GOAL OF THE EXERCISE.
Gather every line that includes the word "быть", please.

LISTED ENTRIES.
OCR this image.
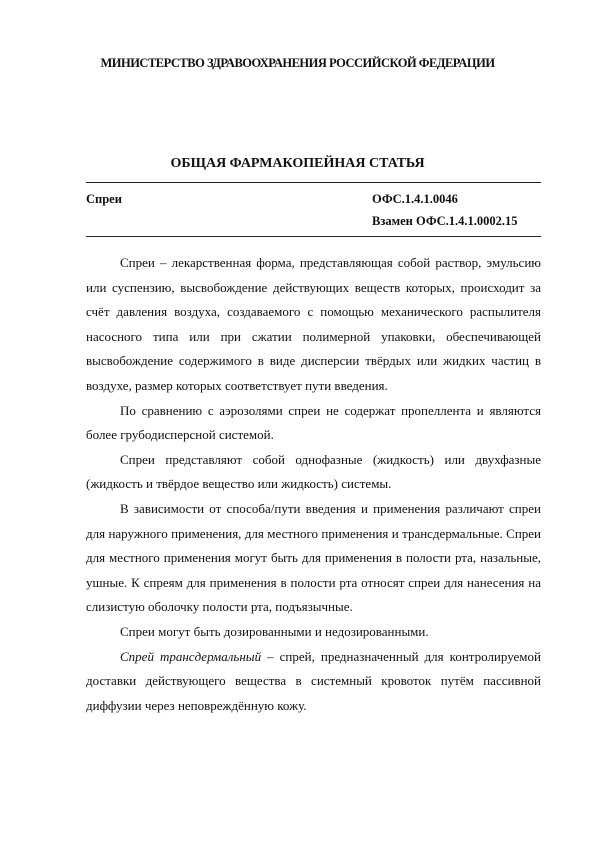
МИНИСТЕРСТВО ЗДРАВООХРАНЕНИЯ РОССИЙСКОЙ ФЕДЕРАЦИИ
ОБЩАЯ ФАРМАКОПЕЙНАЯ СТАТЬЯ
Спреи	ОФС.1.4.1.0046
Взамен ОФС.1.4.1.0002.15

Спреи – лекарственная форма, представляющая собой раствор, эмульсию или суспензию, высвобождение действующих веществ которых, происходит за счёт давления воздуха, создаваемого с помощью механического распылителя насосного типа или при сжатии полимерной упаковки, обеспечивающей высвобождение содержимого в виде дисперсии твёрдых или жидких частиц в воздухе, размер которых соответствует пути введения.

По сравнению с аэрозолями спреи не содержат пропеллента и являются более грубодисперсной системой.

Спреи представляют собой однофазные (жидкость) или двухфазные (жидкость и твёрдое вещество или жидкость) системы.

В зависимости от способа/пути введения и применения различают спреи для наружного применения, для местного применения и трансдермальные. Спреи для местного применения могут быть для применения в полости рта, назальные, ушные. К спреям для применения в полости рта относят спреи для нанесения на слизистую оболочку полости рта, подъязычные.

Спреи могут быть дозированными и недозированными.

Спрей трансдермальный – спрей, предназначенный для контролируемой доставки действующего вещества в системный кровоток путём пассивной диффузии через неповреждённую кожу.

ANSWER TO THE EXERCISE.
В зависимости от способа/пути введения и применения различают спреи для наружного применения, для местного применения и трансдермальные. Спреи для местного применения могут быть для применения в полости рта, назальные, ушные. К спреям для применения в полости рта относят спреи для нанесения на слизистую оболочку полости рта, подъязычные.
Спреи могут быть дозированными и недозированными.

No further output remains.